Your objective
Restate every entry word for word.

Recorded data
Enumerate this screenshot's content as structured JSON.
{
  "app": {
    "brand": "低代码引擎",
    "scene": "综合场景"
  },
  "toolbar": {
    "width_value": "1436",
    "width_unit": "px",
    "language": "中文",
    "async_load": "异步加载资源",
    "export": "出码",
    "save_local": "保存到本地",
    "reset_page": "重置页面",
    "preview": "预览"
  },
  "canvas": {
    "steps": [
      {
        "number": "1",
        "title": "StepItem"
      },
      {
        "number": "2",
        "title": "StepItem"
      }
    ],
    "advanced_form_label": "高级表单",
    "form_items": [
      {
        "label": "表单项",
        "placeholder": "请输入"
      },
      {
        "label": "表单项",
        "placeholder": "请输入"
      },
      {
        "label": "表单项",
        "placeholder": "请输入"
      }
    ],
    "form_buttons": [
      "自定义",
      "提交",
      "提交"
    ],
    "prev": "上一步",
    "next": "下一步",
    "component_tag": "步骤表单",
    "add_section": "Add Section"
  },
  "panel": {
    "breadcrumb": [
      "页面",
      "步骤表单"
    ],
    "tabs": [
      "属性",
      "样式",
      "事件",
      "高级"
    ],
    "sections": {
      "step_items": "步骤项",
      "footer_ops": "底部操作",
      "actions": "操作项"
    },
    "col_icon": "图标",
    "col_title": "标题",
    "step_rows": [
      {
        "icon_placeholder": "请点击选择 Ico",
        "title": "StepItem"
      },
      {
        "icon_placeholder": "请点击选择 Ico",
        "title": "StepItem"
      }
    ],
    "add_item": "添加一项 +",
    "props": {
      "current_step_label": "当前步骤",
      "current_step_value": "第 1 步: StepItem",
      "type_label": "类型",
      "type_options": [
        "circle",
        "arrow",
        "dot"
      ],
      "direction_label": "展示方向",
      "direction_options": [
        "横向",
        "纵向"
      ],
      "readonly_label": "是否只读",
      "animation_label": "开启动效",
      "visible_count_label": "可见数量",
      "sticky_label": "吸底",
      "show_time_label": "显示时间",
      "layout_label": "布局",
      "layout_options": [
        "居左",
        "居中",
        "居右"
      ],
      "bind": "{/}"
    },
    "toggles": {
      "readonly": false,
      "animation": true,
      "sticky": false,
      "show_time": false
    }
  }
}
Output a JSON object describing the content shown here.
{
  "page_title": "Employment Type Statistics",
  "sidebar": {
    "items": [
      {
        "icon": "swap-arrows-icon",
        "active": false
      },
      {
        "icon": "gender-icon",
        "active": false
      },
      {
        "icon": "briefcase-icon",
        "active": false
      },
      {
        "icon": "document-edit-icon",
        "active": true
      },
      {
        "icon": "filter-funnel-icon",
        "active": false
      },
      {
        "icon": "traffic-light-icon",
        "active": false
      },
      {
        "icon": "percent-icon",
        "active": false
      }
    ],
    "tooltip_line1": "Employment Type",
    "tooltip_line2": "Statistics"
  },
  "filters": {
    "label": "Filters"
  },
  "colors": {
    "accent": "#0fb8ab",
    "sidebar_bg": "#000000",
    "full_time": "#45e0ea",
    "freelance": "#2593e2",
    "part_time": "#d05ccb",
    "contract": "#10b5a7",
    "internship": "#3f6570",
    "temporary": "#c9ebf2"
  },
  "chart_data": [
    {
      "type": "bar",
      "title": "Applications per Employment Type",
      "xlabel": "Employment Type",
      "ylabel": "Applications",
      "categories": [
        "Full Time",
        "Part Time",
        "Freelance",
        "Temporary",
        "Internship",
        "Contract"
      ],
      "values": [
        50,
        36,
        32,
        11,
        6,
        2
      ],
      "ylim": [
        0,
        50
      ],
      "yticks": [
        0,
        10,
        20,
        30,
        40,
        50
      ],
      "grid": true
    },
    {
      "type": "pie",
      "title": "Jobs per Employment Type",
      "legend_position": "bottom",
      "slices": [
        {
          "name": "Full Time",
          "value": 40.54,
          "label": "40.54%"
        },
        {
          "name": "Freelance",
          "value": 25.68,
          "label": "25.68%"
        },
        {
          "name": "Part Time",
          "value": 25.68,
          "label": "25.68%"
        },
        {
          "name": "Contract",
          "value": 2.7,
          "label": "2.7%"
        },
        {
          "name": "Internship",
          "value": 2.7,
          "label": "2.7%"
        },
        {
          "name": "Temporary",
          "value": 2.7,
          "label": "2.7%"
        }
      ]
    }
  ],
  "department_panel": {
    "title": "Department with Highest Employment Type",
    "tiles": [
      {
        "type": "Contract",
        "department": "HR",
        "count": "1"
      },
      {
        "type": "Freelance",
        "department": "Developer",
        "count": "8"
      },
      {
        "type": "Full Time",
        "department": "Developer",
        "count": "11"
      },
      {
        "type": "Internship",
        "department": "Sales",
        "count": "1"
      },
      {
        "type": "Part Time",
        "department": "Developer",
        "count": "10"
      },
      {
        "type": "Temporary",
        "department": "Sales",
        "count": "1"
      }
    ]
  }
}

Correct result
Enumerate this screenshot's content as structured JSON.
{
  "app": {
    "brand": "低代码引擎",
    "scene": "综合场景"
  },
  "toolbar": {
    "width_value": "1436",
    "width_unit": "px",
    "language": "中文",
    "async_load": "异步加载资源",
    "export": "出码",
    "save_local": "保存到本地",
    "reset_page": "重置页面",
    "preview": "预览"
  },
  "canvas": {
    "steps": [
      {
        "number": "1",
        "title": "StepItem"
      },
      {
        "number": "2",
        "title": "StepItem"
      }
    ],
    "advanced_form_label": "高级表单",
    "form_items": [
      {
        "label": "表单项",
        "placeholder": "请输入"
      },
      {
        "label": "表单项",
        "placeholder": "请输入"
      },
      {
        "label": "表单项",
        "placeholder": "请输入"
      }
    ],
    "form_buttons": [
      "自定义",
      "提交",
      "提交"
    ],
    "prev": "上一步",
    "next": "下一步",
    "component_tag": "步骤表单",
    "add_section": "Add Section"
  },
  "panel": {
    "breadcrumb": [
      "页面",
      "步骤表单"
    ],
    "tabs": [
      "属性",
      "样式",
      "事件",
      "高级"
    ],
    "sections": {
      "step_items": "步骤项",
      "footer_ops": "底部操作",
      "actions": "操作项"
    },
    "col_icon": "图标",
    "col_title": "标题",
    "step_rows": [
      {
        "icon_placeholder": "请点击选择 Ico",
        "title": "StepItem"
      },
      {
        "icon_placeholder": "请点击选择 Ico",
        "title": "StepItem"
      }
    ],
    "add_item": "添加一项 +",
    "props": {
      "current_step_label": "当前步骤",
      "current_step_value": "第 1 步: StepItem",
      "type_label": "类型",
      "type_options": [
        "circle",
        "arrow",
        "dot"
      ],
      "direction_label": "展示方向",
      "direction_options": [
        "横向",
        "纵向"
      ],
      "readonly_label": "是否只读",
      "animation_label": "开启动效",
      "visible_count_label": "可见数量",
      "sticky_label": "吸底",
      "show_time_label": "显示时间",
      "layout_label": "布局",
      "layout_options": [
        "居左",
        "居中",
        "居右"
      ],
      "bind": "{/}"
    },
    "toggles": {
      "readonly": false,
      "animation": true,
      "sticky": false,
      "show_time": false
    }
  }
}
Output a JSON object describing the content shown here.
{
  "page_title": "Employment Type Statistics",
  "sidebar": {
    "items": [
      {
        "icon": "swap-arrows-icon",
        "active": false
      },
      {
        "icon": "gender-icon",
        "active": false
      },
      {
        "icon": "briefcase-icon",
        "active": false
      },
      {
        "icon": "document-edit-icon",
        "active": true
      },
      {
        "icon": "filter-funnel-icon",
        "active": false
      },
      {
        "icon": "traffic-light-icon",
        "active": false
      },
      {
        "icon": "percent-icon",
        "active": false
      }
    ],
    "tooltip_line1": "Employment Type",
    "tooltip_line2": "Statistics"
  },
  "filters": {
    "label": "Filters"
  },
  "colors": {
    "accent": "#0fb8ab",
    "sidebar_bg": "#000000",
    "full_time": "#45e0ea",
    "freelance": "#2593e2",
    "part_time": "#d05ccb",
    "contract": "#10b5a7",
    "internship": "#3f6570",
    "temporary": "#c9ebf2"
  },
  "chart_data": [
    {
      "type": "bar",
      "title": "Applications per Employment Type",
      "xlabel": "Employment Type",
      "ylabel": "Applications",
      "categories": [
        "Full Time",
        "Part Time",
        "Freelance",
        "Temporary",
        "Internship",
        "Contract"
      ],
      "values": [
        50,
        36,
        32,
        11,
        6,
        2
      ],
      "ylim": [
        0,
        50
      ],
      "yticks": [
        0,
        10,
        20,
        30,
        40,
        50
      ],
      "grid": true
    },
    {
      "type": "pie",
      "title": "Jobs per Employment Type",
      "legend_position": "bottom",
      "slices": [
        {
          "name": "Full Time",
          "value": 40.54,
          "label": "40.54%"
        },
        {
          "name": "Freelance",
          "value": 25.68,
          "label": "25.68%"
        },
        {
          "name": "Part Time",
          "value": 25.68,
          "label": "25.68%"
        },
        {
          "name": "Contract",
          "value": 2.7,
          "label": "2.7%"
        },
        {
          "name": "Internship",
          "value": 2.7,
          "label": "2.7%"
        },
        {
          "name": "Temporary",
          "value": 2.7,
          "label": "2.7%"
        }
      ]
    }
  ],
  "department_panel": {
    "title": "Department with Highest Employment Type",
    "tiles": [
      {
        "type": "Contract",
        "department": "HR",
        "count": "1"
      },
      {
        "type": "Freelance",
        "department": "Developer",
        "count": "8"
      },
      {
        "type": "Full Time",
        "department": "Developer",
        "count": "11"
      },
      {
        "type": "Internship",
        "department": "Sales",
        "count": "1"
      },
      {
        "type": "Part Time",
        "department": "Developer",
        "count": "10"
      },
      {
        "type": "Temporary",
        "department": "Sales",
        "count": "1"
      }
    ]
  }
}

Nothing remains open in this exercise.